> Set task
Select from the data all lines with the word "JSON".

• • • • •

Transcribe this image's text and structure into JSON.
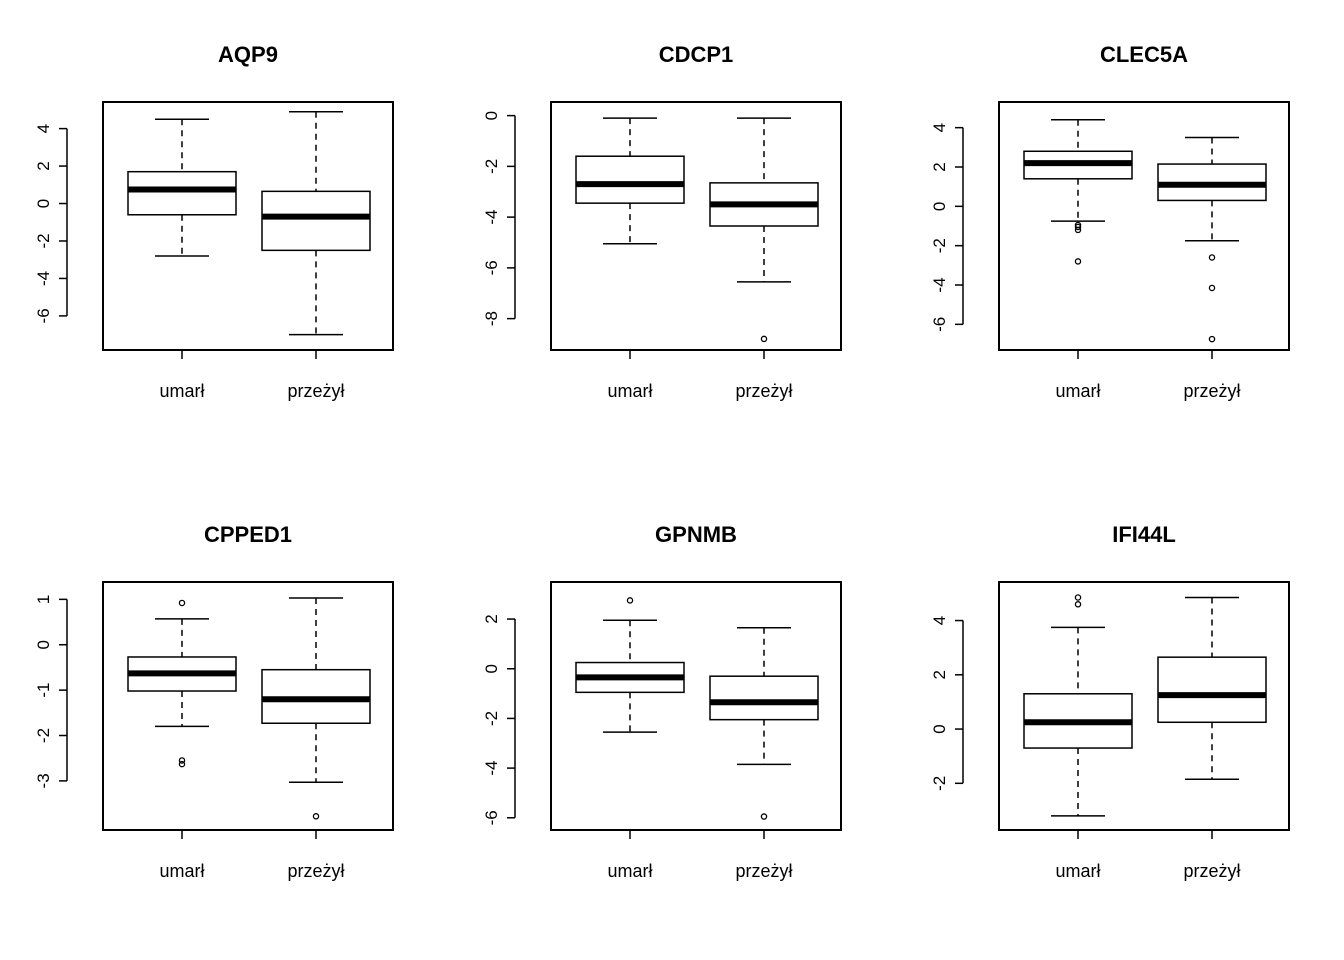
{
  "chart_data": [
    {
      "type": "box",
      "title": "AQP9",
      "categories": [
        "umarł",
        "przeżył"
      ],
      "ylim": [
        -7.5,
        5.1
      ],
      "yticks": [
        -6,
        -4,
        -2,
        0,
        2,
        4
      ],
      "boxes": [
        {
          "whisker_low": -2.8,
          "q1": -0.6,
          "median": 0.75,
          "q3": 1.7,
          "whisker_high": 4.5,
          "outliers": []
        },
        {
          "whisker_low": -7.0,
          "q1": -2.5,
          "median": -0.7,
          "q3": 0.65,
          "whisker_high": 4.9,
          "outliers": []
        }
      ]
    },
    {
      "type": "box",
      "title": "CDCP1",
      "categories": [
        "umarł",
        "przeżył"
      ],
      "ylim": [
        -9.0,
        0.3
      ],
      "yticks": [
        -8,
        -6,
        -4,
        -2,
        0
      ],
      "boxes": [
        {
          "whisker_low": -5.05,
          "q1": -3.45,
          "median": -2.7,
          "q3": -1.6,
          "whisker_high": -0.1,
          "outliers": []
        },
        {
          "whisker_low": -6.55,
          "q1": -4.35,
          "median": -3.5,
          "q3": -2.65,
          "whisker_high": -0.1,
          "outliers": [
            -8.8
          ]
        }
      ]
    },
    {
      "type": "box",
      "title": "CLEC5A",
      "categories": [
        "umarł",
        "przeżył"
      ],
      "ylim": [
        -7.0,
        5.0
      ],
      "yticks": [
        -6,
        -4,
        -2,
        0,
        2,
        4
      ],
      "boxes": [
        {
          "whisker_low": -0.75,
          "q1": 1.4,
          "median": 2.2,
          "q3": 2.8,
          "whisker_high": 4.4,
          "outliers": [
            -0.95,
            -1.05,
            -1.2,
            -2.8
          ]
        },
        {
          "whisker_low": -1.75,
          "q1": 0.3,
          "median": 1.1,
          "q3": 2.15,
          "whisker_high": 3.5,
          "outliers": [
            -2.6,
            -4.15,
            -6.75
          ]
        }
      ]
    },
    {
      "type": "box",
      "title": "CPPED1",
      "categories": [
        "umarł",
        "przeżył"
      ],
      "ylim": [
        -3.95,
        1.25
      ],
      "yticks": [
        -3,
        -2,
        -1,
        0,
        1
      ],
      "boxes": [
        {
          "whisker_low": -1.8,
          "q1": -1.02,
          "median": -0.63,
          "q3": -0.27,
          "whisker_high": 0.57,
          "outliers": [
            0.92,
            -2.55,
            -2.63
          ]
        },
        {
          "whisker_low": -3.03,
          "q1": -1.73,
          "median": -1.2,
          "q3": -0.55,
          "whisker_high": 1.03,
          "outliers": [
            -3.78
          ]
        }
      ]
    },
    {
      "type": "box",
      "title": "GPNMB",
      "categories": [
        "umarł",
        "przeżył"
      ],
      "ylim": [
        -6.25,
        3.25
      ],
      "yticks": [
        -6,
        -4,
        -2,
        0,
        2
      ],
      "boxes": [
        {
          "whisker_low": -2.55,
          "q1": -0.95,
          "median": -0.35,
          "q3": 0.25,
          "whisker_high": 1.95,
          "outliers": [
            2.75
          ]
        },
        {
          "whisker_low": -3.85,
          "q1": -2.05,
          "median": -1.35,
          "q3": -0.3,
          "whisker_high": 1.65,
          "outliers": [
            -5.95
          ]
        }
      ]
    },
    {
      "type": "box",
      "title": "IFI44L",
      "categories": [
        "umarł",
        "przeżył"
      ],
      "ylim": [
        -3.5,
        5.2
      ],
      "yticks": [
        -2,
        0,
        2,
        4
      ],
      "boxes": [
        {
          "whisker_low": -3.2,
          "q1": -0.7,
          "median": 0.25,
          "q3": 1.3,
          "whisker_high": 3.75,
          "outliers": [
            4.6,
            4.85
          ]
        },
        {
          "whisker_low": -1.85,
          "q1": 0.25,
          "median": 1.25,
          "q3": 2.65,
          "whisker_high": 4.85,
          "outliers": []
        }
      ]
    }
  ]
}
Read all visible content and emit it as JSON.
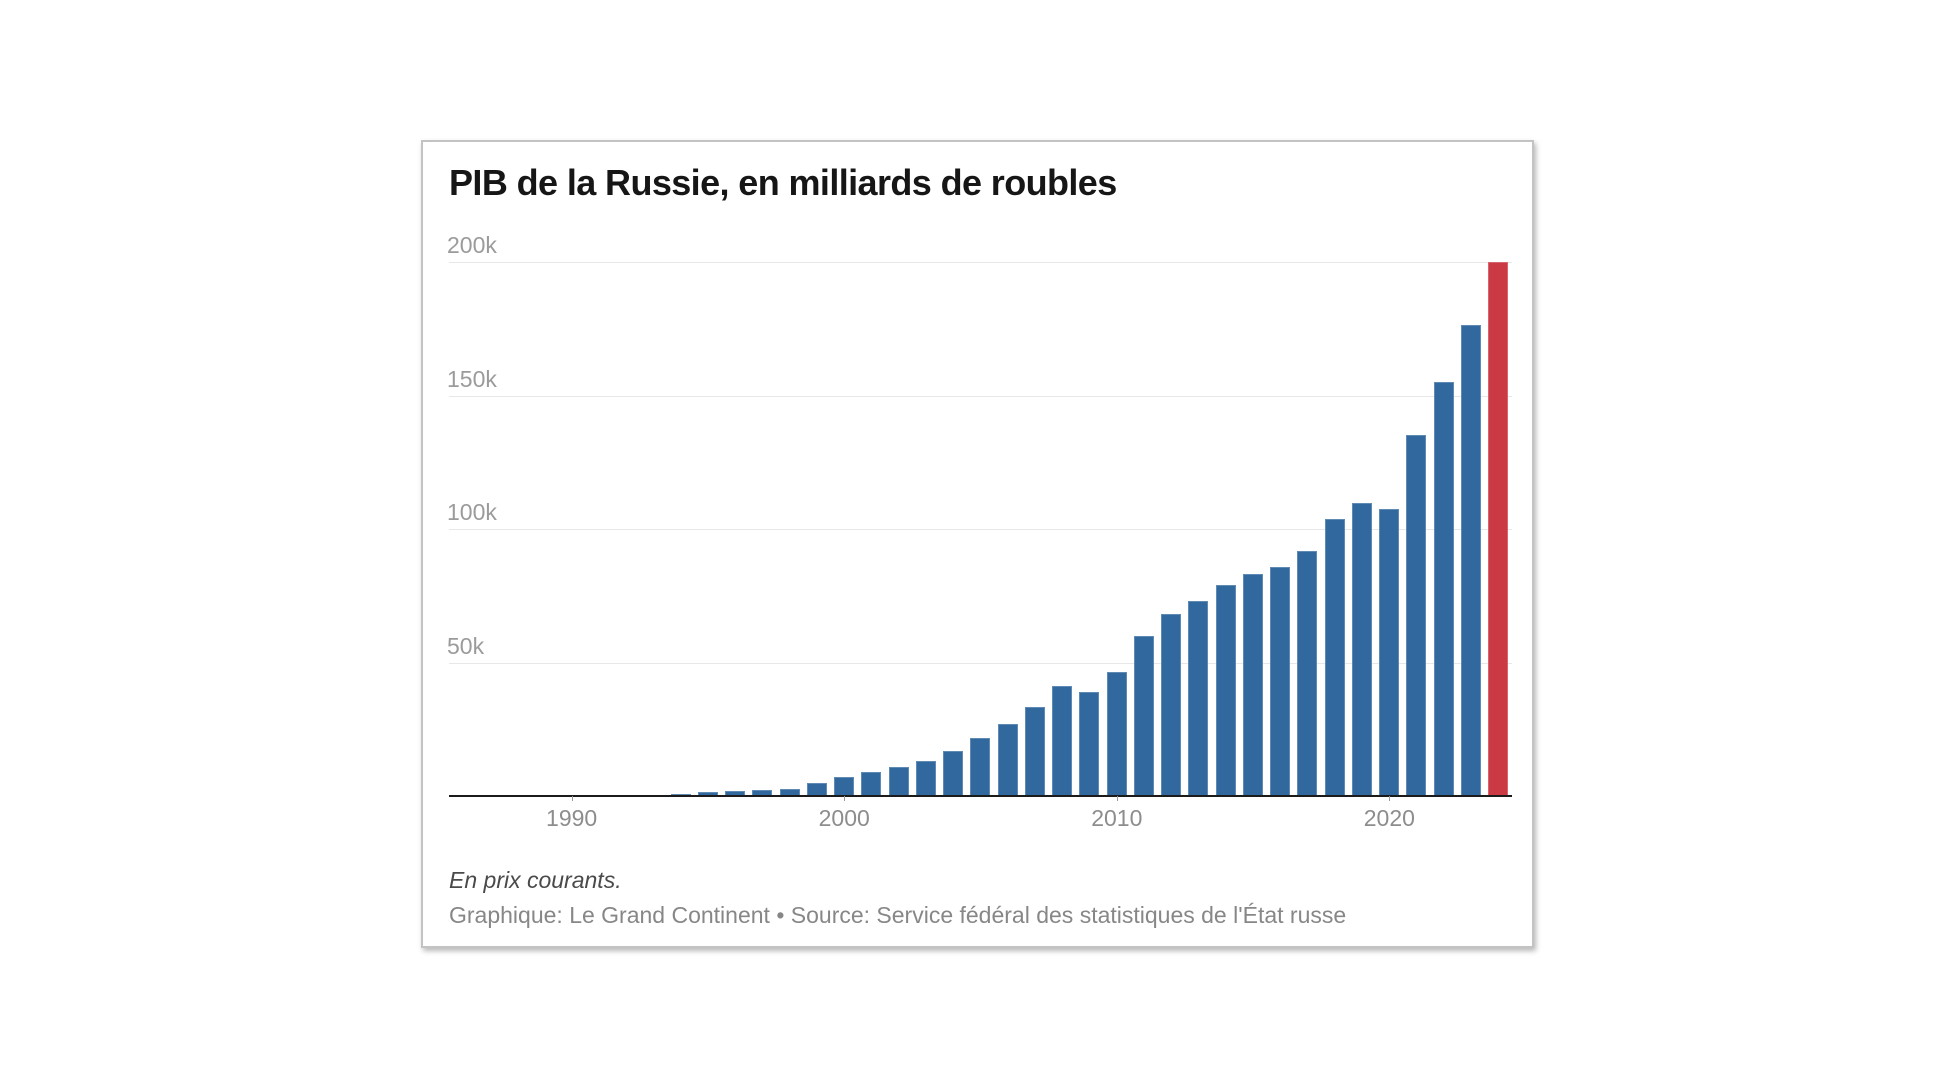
{
  "card": {
    "title": "PIB de la Russie, en milliards de roubles",
    "footnote": "En prix courants.",
    "source": "Graphique: Le Grand Continent • Source: Service fédéral des statistiques de l'État russe"
  },
  "colors": {
    "bar": "#31699e",
    "bar_highlight": "#cb3a44",
    "gridline": "#e7e7e7",
    "axis": "#1b1b1b",
    "y_label_text": "#9b9b9b",
    "x_label_text": "#8d8d8d",
    "title_text": "#161616",
    "footnote_text": "#4a4a4a",
    "source_text": "#878787",
    "card_border": "#c3c3c3"
  },
  "chart_data": {
    "type": "bar",
    "title": "PIB de la Russie, en milliards de roubles",
    "unit": "milliards de roubles",
    "x": [
      1986,
      1987,
      1988,
      1989,
      1990,
      1991,
      1992,
      1993,
      1994,
      1995,
      1996,
      1997,
      1998,
      1999,
      2000,
      2001,
      2002,
      2003,
      2004,
      2005,
      2006,
      2007,
      2008,
      2009,
      2010,
      2011,
      2012,
      2013,
      2014,
      2015,
      2016,
      2017,
      2018,
      2019,
      2020,
      2021,
      2022,
      2023,
      2024
    ],
    "values": [
      0,
      0,
      0,
      1,
      1,
      1,
      19,
      172,
      611,
      1429,
      2008,
      2343,
      2630,
      4823,
      7306,
      8944,
      10831,
      13208,
      17027,
      21610,
      26917,
      33248,
      41277,
      38807,
      46309,
      60114,
      68103,
      72986,
      79030,
      83087,
      85616,
      91843,
      103862,
      109608,
      107658,
      135295,
      155200,
      176300,
      200000
    ],
    "highlight_year": 2024,
    "y_ticks": [
      "50k",
      "100k",
      "150k",
      "200k"
    ],
    "y_tick_values": [
      50000,
      100000,
      150000,
      200000
    ],
    "x_ticks": [
      1990,
      2000,
      2010,
      2020
    ],
    "ylim": [
      0,
      200000
    ],
    "grid": "horizontal",
    "legend": "none"
  }
}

• • • • •

> Task answer
Transcribe this image's text and structure into JSON.
Read all visible content and emit it as JSON.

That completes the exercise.